● **Written exercise**: Transcribe every entry word for word, leaving out all images.

::::::::

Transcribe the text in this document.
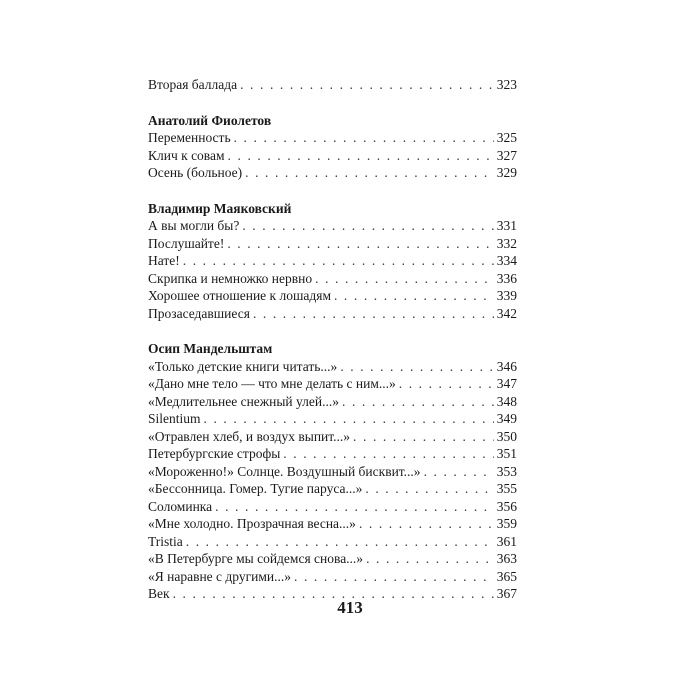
Вторая баллада . . .	323
Анатолий Фиолетов
Переменность . . .	325
Клич к совам . . .	327
Осень (больное) . . .	329
Владимир Маяковский
А вы могли бы? . . .	331
Послушайте! . . .	332
Нате! . . .	334
Скрипка и немножко нервно . . .	336
Хорошее отношение к лошадям . . .	339
Прозаседавшиеся . . .	342
Осип Мандельштам
«Только детские книги читать...» . . .	346
«Дано мне тело — что мне делать с ним...» . . .	347
«Медлительнее снежный улей...» . . .	348
Silentium . . .	349
«Отравлен хлеб, и воздух выпит...» . . .	350
Петербургские строфы . . .	351
«Мороженно!» Солнце. Воздушный бисквит...» . . .	353
«Бессонница. Гомер. Тугие паруса...» . . .	355
Соломинка . . .	356
«Мне холодно. Прозрачная весна...» . . .	359
Tristia . . .	361
«В Петербурге мы сойдемся снова...» . . .	363
«Я наравне с другими...» . . .	365
Век . . .	367
413
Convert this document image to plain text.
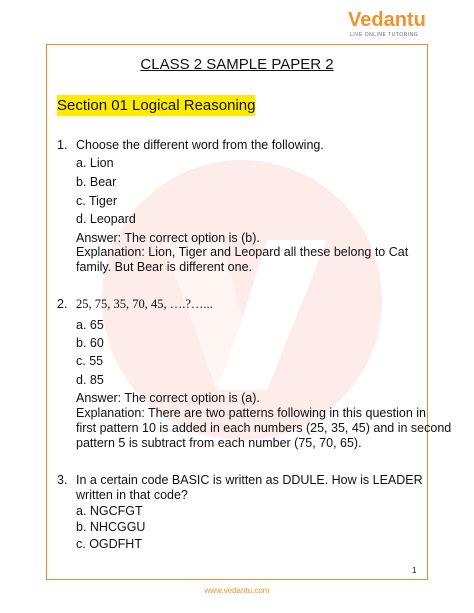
Vedantu
LIVE ONLINE TUTORING
CLASS 2 SAMPLE PAPER 2
Section 01 Logical Reasoning
1. Choose the different word from the following.
a. Lion
b. Bear
c. Tiger
d. Leopard
Answer: The correct option is (b).
Explanation: Lion, Tiger and Leopard all these belong to Cat
family. But Bear is different one.
2. 25, 75, 35, 70, 45, ….?…...
a. 65
b. 60
c. 55
d. 85
Answer: The correct option is (a).
Explanation: There are two patterns following in this question in
first pattern 10 is added in each numbers (25, 35, 45) and in second
pattern 5 is subtract from each number (75, 70, 65).
3. In a certain code BASIC is written as DDULE. How is LEADER
written in that code?
a. NGCFGT
b. NHCGGU
c. OGDFHT
1
www.vedantu.com
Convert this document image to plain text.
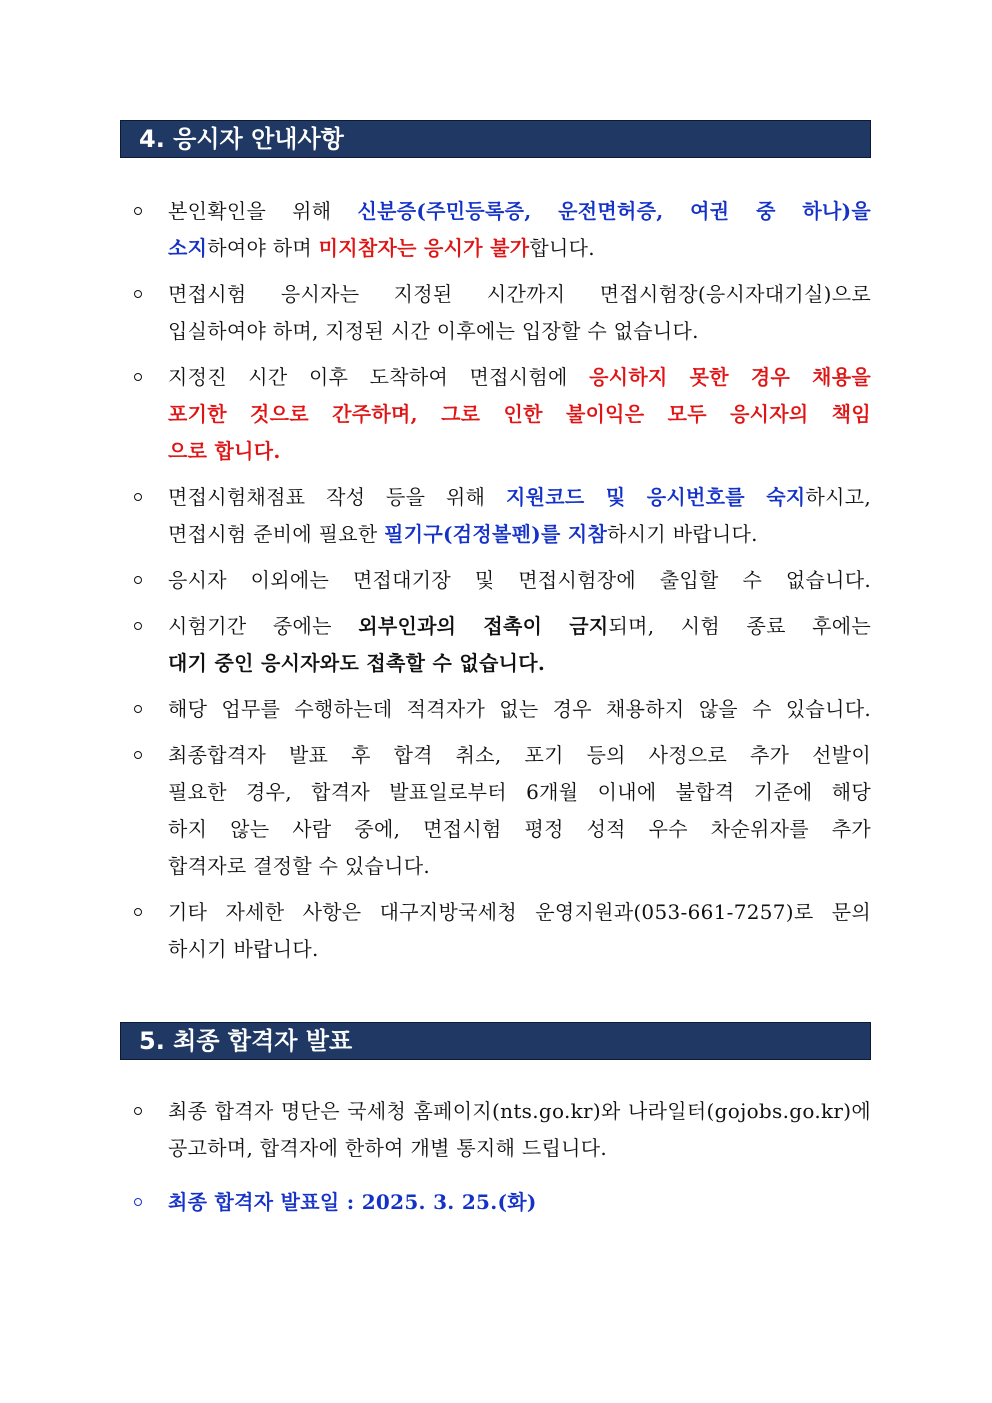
4. 응시자 안내사항
본인확인을 위해 신분증(주민등록증, 운전면허증, 여권 중 하나)을
소지하여야 하며 미지참자는 응시가 불가합니다.
면접시험 응시자는 지정된 시간까지 면접시험장(응시자대기실)으로
입실하여야 하며, 지정된 시간 이후에는 입장할 수 없습니다.
지정진 시간 이후 도착하여 면접시험에 응시하지 못한 경우 채용을
포기한 것으로 간주하며, 그로 인한 불이익은 모두 응시자의 책임
으로 합니다.
면접시험채점표 작성 등을 위해 지원코드 및 응시번호를 숙지하시고,
면접시험 준비에 필요한 필기구(검정볼펜)를 지참하시기 바랍니다.
응시자 이외에는 면접대기장 및 면접시험장에 출입할 수 없습니다.
시험기간 중에는 외부인과의 접촉이 금지되며, 시험 종료 후에는
대기 중인 응시자와도 접촉할 수 없습니다.
해당 업무를 수행하는데 적격자가 없는 경우 채용하지 않을 수 있습니다.
최종합격자 발표 후 합격 취소, 포기 등의 사정으로 추가 선발이
필요한 경우, 합격자 발표일로부터 6개월 이내에 불합격 기준에 해당
하지 않는 사람 중에, 면접시험 평정 성적 우수 차순위자를 추가
합격자로 결정할 수 있습니다.
기타 자세한 사항은 대구지방국세청 운영지원과(053-661-7257)로 문의
하시기 바랍니다.
5. 최종 합격자 발표
최종 합격자 명단은 국세청 홈페이지(nts.go.kr)와 나라일터(gojobs.go.kr)에
공고하며, 합격자에 한하여 개별 통지해 드립니다.
최종 합격자 발표일 : 2025. 3. 25.(화)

::::::::

● **Reply to the exercise**:
Transcribe the text in this document.
Вторая баллада . . .	323
Анатолий Фиолетов
Переменность . . .	325
Клич к совам . . .	327
Осень (больное) . . .	329
Владимир Маяковский
А вы могли бы? . . .	331
Послушайте! . . .	332
Нате! . . .	334
Скрипка и немножко нервно . . .	336
Хорошее отношение к лошадям . . .	339
Прозаседавшиеся . . .	342
Осип Мандельштам
«Только детские книги читать...» . . .	346
«Дано мне тело — что мне делать с ним...» . . .	347
«Медлительнее снежный улей...» . . .	348
Silentium . . .	349
«Отравлен хлеб, и воздух выпит...» . . .	350
Петербургские строфы . . .	351
«Мороженно!» Солнце. Воздушный бисквит...» . . .	353
«Бессонница. Гомер. Тугие паруса...» . . .	355
Соломинка . . .	356
«Мне холодно. Прозрачная весна...» . . .	359
Tristia . . .	361
«В Петербурге мы сойдемся снова...» . . .	363
«Я наравне с другими...» . . .	365
Век . . .	367
413
Convert this document image to plain text.
Vedantu
LIVE ONLINE TUTORING
CLASS 2 SAMPLE PAPER 2
Section 01 Logical Reasoning
1. Choose the different word from the following.
a. Lion
b. Bear
c. Tiger
d. Leopard
Answer: The correct option is (b).
Explanation: Lion, Tiger and Leopard all these belong to Cat
family. But Bear is different one.
2. 25, 75, 35, 70, 45, ….?…...
a. 65
b. 60
c. 55
d. 85
Answer: The correct option is (a).
Explanation: There are two patterns following in this question in
first pattern 10 is added in each numbers (25, 35, 45) and in second
pattern 5 is subtract from each number (75, 70, 65).
3. In a certain code BASIC is written as DDULE. How is LEADER
written in that code?
a. NGCFGT
b. NHCGGU
c. OGDFHT
1
www.vedantu.com
Convert this document image to plain text.
4. 응시자 안내사항
본인확인을 위해 신분증(주민등록증, 운전면허증, 여권 중 하나)을
소지하여야 하며 미지참자는 응시가 불가합니다.
면접시험 응시자는 지정된 시간까지 면접시험장(응시자대기실)으로
입실하여야 하며, 지정된 시간 이후에는 입장할 수 없습니다.
지정진 시간 이후 도착하여 면접시험에 응시하지 못한 경우 채용을
포기한 것으로 간주하며, 그로 인한 불이익은 모두 응시자의 책임
으로 합니다.
면접시험채점표 작성 등을 위해 지원코드 및 응시번호를 숙지하시고,
면접시험 준비에 필요한 필기구(검정볼펜)를 지참하시기 바랍니다.
응시자 이외에는 면접대기장 및 면접시험장에 출입할 수 없습니다.
시험기간 중에는 외부인과의 접촉이 금지되며, 시험 종료 후에는
대기 중인 응시자와도 접촉할 수 없습니다.
해당 업무를 수행하는데 적격자가 없는 경우 채용하지 않을 수 있습니다.
최종합격자 발표 후 합격 취소, 포기 등의 사정으로 추가 선발이
필요한 경우, 합격자 발표일로부터 6개월 이내에 불합격 기준에 해당
하지 않는 사람 중에, 면접시험 평정 성적 우수 차순위자를 추가
합격자로 결정할 수 있습니다.
기타 자세한 사항은 대구지방국세청 운영지원과(053-661-7257)로 문의
하시기 바랍니다.
5. 최종 합격자 발표
최종 합격자 명단은 국세청 홈페이지(nts.go.kr)와 나라일터(gojobs.go.kr)에
공고하며, 합격자에 한하여 개별 통지해 드립니다.
최종 합격자 발표일 : 2025. 3. 25.(화)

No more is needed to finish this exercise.